_OBJECTIVE_: The records below must be transcribed exactly. Do not include the pictures.

#### ROWS

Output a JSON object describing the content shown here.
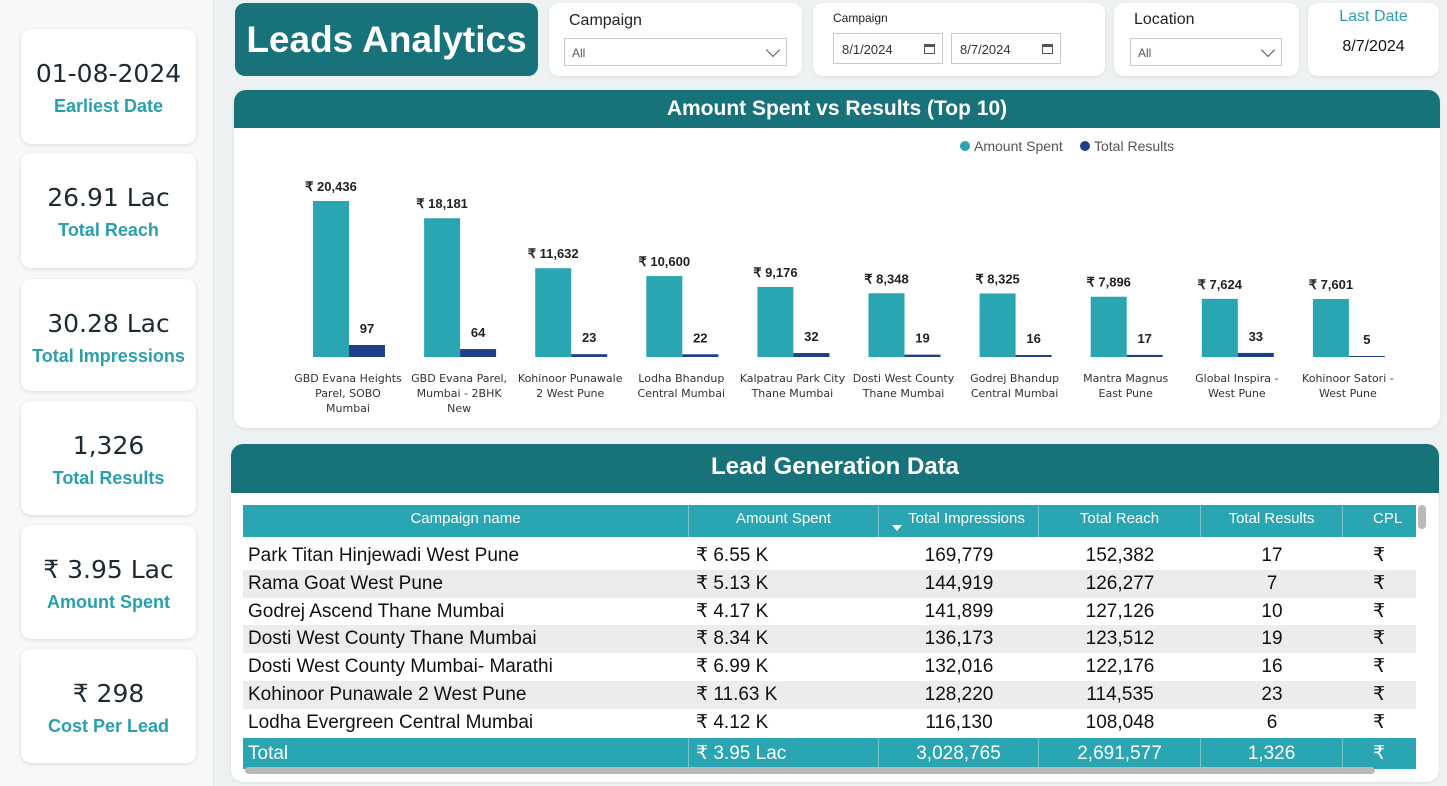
{
  "kpis": [
    {
      "value": "01-08-2024",
      "label": "Earliest Date"
    },
    {
      "value": "26.91 Lac",
      "label": "Total Reach"
    },
    {
      "value": "30.28 Lac",
      "label": "Total Impressions"
    },
    {
      "value": "1,326",
      "label": "Total Results"
    },
    {
      "value": "₹ 3.95 Lac",
      "label": "Amount Spent"
    },
    {
      "value": "₹ 298",
      "label": "Cost Per Lead"
    }
  ],
  "header": {
    "title": "Leads Analytics",
    "campaign_filter": {
      "label": "Campaign",
      "value": "All"
    },
    "date_filter": {
      "label": "Campaign",
      "start": "8/1/2024",
      "end": "8/7/2024"
    },
    "location_filter": {
      "label": "Location",
      "value": "All"
    },
    "last_date": {
      "label": "Last Date",
      "value": "8/7/2024"
    }
  },
  "colors": {
    "teal_dark": "#18727a",
    "teal": "#2aa6b3",
    "bar_spent": "#2aa6b3",
    "bar_results": "#1f3f8a"
  },
  "chart_data": {
    "type": "bar",
    "title": "Amount Spent vs Results (Top 10)",
    "legend_position": "top-center",
    "categories": [
      "GBD Evana Heights Parel, SOBO Mumbai",
      "GBD Evana Parel, Mumbai - 2BHK New",
      "Kohinoor Punawale 2 West Pune",
      "Lodha Bhandup Central Mumbai",
      "Kalpatrau Park City Thane Mumbai",
      "Dosti West County Thane Mumbai",
      "Godrej Bhandup Central Mumbai",
      "Mantra Magnus East Pune",
      "Global Inspira - West Pune",
      "Kohinoor Satori - West Pune"
    ],
    "category_lines": [
      [
        "GBD Evana Heights",
        "Parel, SOBO",
        "Mumbai"
      ],
      [
        "GBD Evana Parel,",
        "Mumbai - 2BHK",
        "New"
      ],
      [
        "Kohinoor Punawale",
        "2 West Pune"
      ],
      [
        "Lodha Bhandup",
        "Central Mumbai"
      ],
      [
        "Kalpatrau Park City",
        "Thane Mumbai"
      ],
      [
        "Dosti West County",
        "Thane Mumbai"
      ],
      [
        "Godrej Bhandup",
        "Central Mumbai"
      ],
      [
        "Mantra Magnus",
        "East Pune"
      ],
      [
        "Global Inspira -",
        "West Pune"
      ],
      [
        "Kohinoor Satori -",
        "West Pune"
      ]
    ],
    "series": [
      {
        "name": "Amount Spent",
        "values": [
          20436,
          18181,
          11632,
          10600,
          9176,
          8348,
          8325,
          7896,
          7624,
          7601
        ],
        "labels": [
          "₹ 20,436",
          "₹ 18,181",
          "₹ 11,632",
          "₹ 10,600",
          "₹ 9,176",
          "₹ 8,348",
          "₹ 8,325",
          "₹ 7,896",
          "₹ 7,624",
          "₹ 7,601"
        ]
      },
      {
        "name": "Total Results",
        "values": [
          97,
          64,
          23,
          22,
          32,
          19,
          16,
          17,
          33,
          5
        ],
        "labels": [
          "97",
          "64",
          "23",
          "22",
          "32",
          "19",
          "16",
          "17",
          "33",
          "5"
        ]
      }
    ]
  },
  "table": {
    "title": "Lead Generation Data",
    "columns": [
      "Campaign name",
      "Amount Spent",
      "Total Impressions",
      "Total Reach",
      "Total Results",
      "CPL"
    ],
    "rows": [
      [
        "Park Titan Hinjewadi West Pune",
        "₹ 6.55 K",
        "169,779",
        "152,382",
        "17",
        "₹"
      ],
      [
        "Rama Goat West Pune",
        "₹ 5.13 K",
        "144,919",
        "126,277",
        "7",
        "₹"
      ],
      [
        "Godrej Ascend Thane Mumbai",
        "₹ 4.17 K",
        "141,899",
        "127,126",
        "10",
        "₹"
      ],
      [
        "Dosti West County Thane Mumbai",
        "₹ 8.34 K",
        "136,173",
        "123,512",
        "19",
        "₹"
      ],
      [
        "Dosti West County Mumbai- Marathi",
        "₹ 6.99 K",
        "132,016",
        "122,176",
        "16",
        "₹"
      ],
      [
        "Kohinoor Punawale 2 West Pune",
        "₹ 11.63 K",
        "128,220",
        "114,535",
        "23",
        "₹"
      ],
      [
        "Lodha Evergreen Central Mumbai",
        "₹ 4.12 K",
        "116,130",
        "108,048",
        "6",
        "₹"
      ]
    ],
    "total": [
      "Total",
      "₹ 3.95 Lac",
      "3,028,765",
      "2,691,577",
      "1,326",
      "₹"
    ]
  }
}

########

_RESULT FOR THIS TASK_:
Output a JSON object describing the content shown here.
{
  "kpis": [
    {
      "value": "01-08-2024",
      "label": "Earliest Date"
    },
    {
      "value": "26.91 Lac",
      "label": "Total Reach"
    },
    {
      "value": "30.28 Lac",
      "label": "Total Impressions"
    },
    {
      "value": "1,326",
      "label": "Total Results"
    },
    {
      "value": "₹ 3.95 Lac",
      "label": "Amount Spent"
    },
    {
      "value": "₹ 298",
      "label": "Cost Per Lead"
    }
  ],
  "header": {
    "title": "Leads Analytics",
    "campaign_filter": {
      "label": "Campaign",
      "value": "All"
    },
    "date_filter": {
      "label": "Campaign",
      "start": "8/1/2024",
      "end": "8/7/2024"
    },
    "location_filter": {
      "label": "Location",
      "value": "All"
    },
    "last_date": {
      "label": "Last Date",
      "value": "8/7/2024"
    }
  },
  "colors": {
    "teal_dark": "#18727a",
    "teal": "#2aa6b3",
    "bar_spent": "#2aa6b3",
    "bar_results": "#1f3f8a"
  },
  "chart_data": {
    "type": "bar",
    "title": "Amount Spent vs Results (Top 10)",
    "legend_position": "top-center",
    "categories": [
      "GBD Evana Heights Parel, SOBO Mumbai",
      "GBD Evana Parel, Mumbai - 2BHK New",
      "Kohinoor Punawale 2 West Pune",
      "Lodha Bhandup Central Mumbai",
      "Kalpatrau Park City Thane Mumbai",
      "Dosti West County Thane Mumbai",
      "Godrej Bhandup Central Mumbai",
      "Mantra Magnus East Pune",
      "Global Inspira - West Pune",
      "Kohinoor Satori - West Pune"
    ],
    "category_lines": [
      [
        "GBD Evana Heights",
        "Parel, SOBO",
        "Mumbai"
      ],
      [
        "GBD Evana Parel,",
        "Mumbai - 2BHK",
        "New"
      ],
      [
        "Kohinoor Punawale",
        "2 West Pune"
      ],
      [
        "Lodha Bhandup",
        "Central Mumbai"
      ],
      [
        "Kalpatrau Park City",
        "Thane Mumbai"
      ],
      [
        "Dosti West County",
        "Thane Mumbai"
      ],
      [
        "Godrej Bhandup",
        "Central Mumbai"
      ],
      [
        "Mantra Magnus",
        "East Pune"
      ],
      [
        "Global Inspira -",
        "West Pune"
      ],
      [
        "Kohinoor Satori -",
        "West Pune"
      ]
    ],
    "series": [
      {
        "name": "Amount Spent",
        "values": [
          20436,
          18181,
          11632,
          10600,
          9176,
          8348,
          8325,
          7896,
          7624,
          7601
        ],
        "labels": [
          "₹ 20,436",
          "₹ 18,181",
          "₹ 11,632",
          "₹ 10,600",
          "₹ 9,176",
          "₹ 8,348",
          "₹ 8,325",
          "₹ 7,896",
          "₹ 7,624",
          "₹ 7,601"
        ]
      },
      {
        "name": "Total Results",
        "values": [
          97,
          64,
          23,
          22,
          32,
          19,
          16,
          17,
          33,
          5
        ],
        "labels": [
          "97",
          "64",
          "23",
          "22",
          "32",
          "19",
          "16",
          "17",
          "33",
          "5"
        ]
      }
    ]
  },
  "table": {
    "title": "Lead Generation Data",
    "columns": [
      "Campaign name",
      "Amount Spent",
      "Total Impressions",
      "Total Reach",
      "Total Results",
      "CPL"
    ],
    "rows": [
      [
        "Park Titan Hinjewadi West Pune",
        "₹ 6.55 K",
        "169,779",
        "152,382",
        "17",
        "₹"
      ],
      [
        "Rama Goat West Pune",
        "₹ 5.13 K",
        "144,919",
        "126,277",
        "7",
        "₹"
      ],
      [
        "Godrej Ascend Thane Mumbai",
        "₹ 4.17 K",
        "141,899",
        "127,126",
        "10",
        "₹"
      ],
      [
        "Dosti West County Thane Mumbai",
        "₹ 8.34 K",
        "136,173",
        "123,512",
        "19",
        "₹"
      ],
      [
        "Dosti West County Mumbai- Marathi",
        "₹ 6.99 K",
        "132,016",
        "122,176",
        "16",
        "₹"
      ],
      [
        "Kohinoor Punawale 2 West Pune",
        "₹ 11.63 K",
        "128,220",
        "114,535",
        "23",
        "₹"
      ],
      [
        "Lodha Evergreen Central Mumbai",
        "₹ 4.12 K",
        "116,130",
        "108,048",
        "6",
        "₹"
      ]
    ],
    "total": [
      "Total",
      "₹ 3.95 Lac",
      "3,028,765",
      "2,691,577",
      "1,326",
      "₹"
    ]
  }
}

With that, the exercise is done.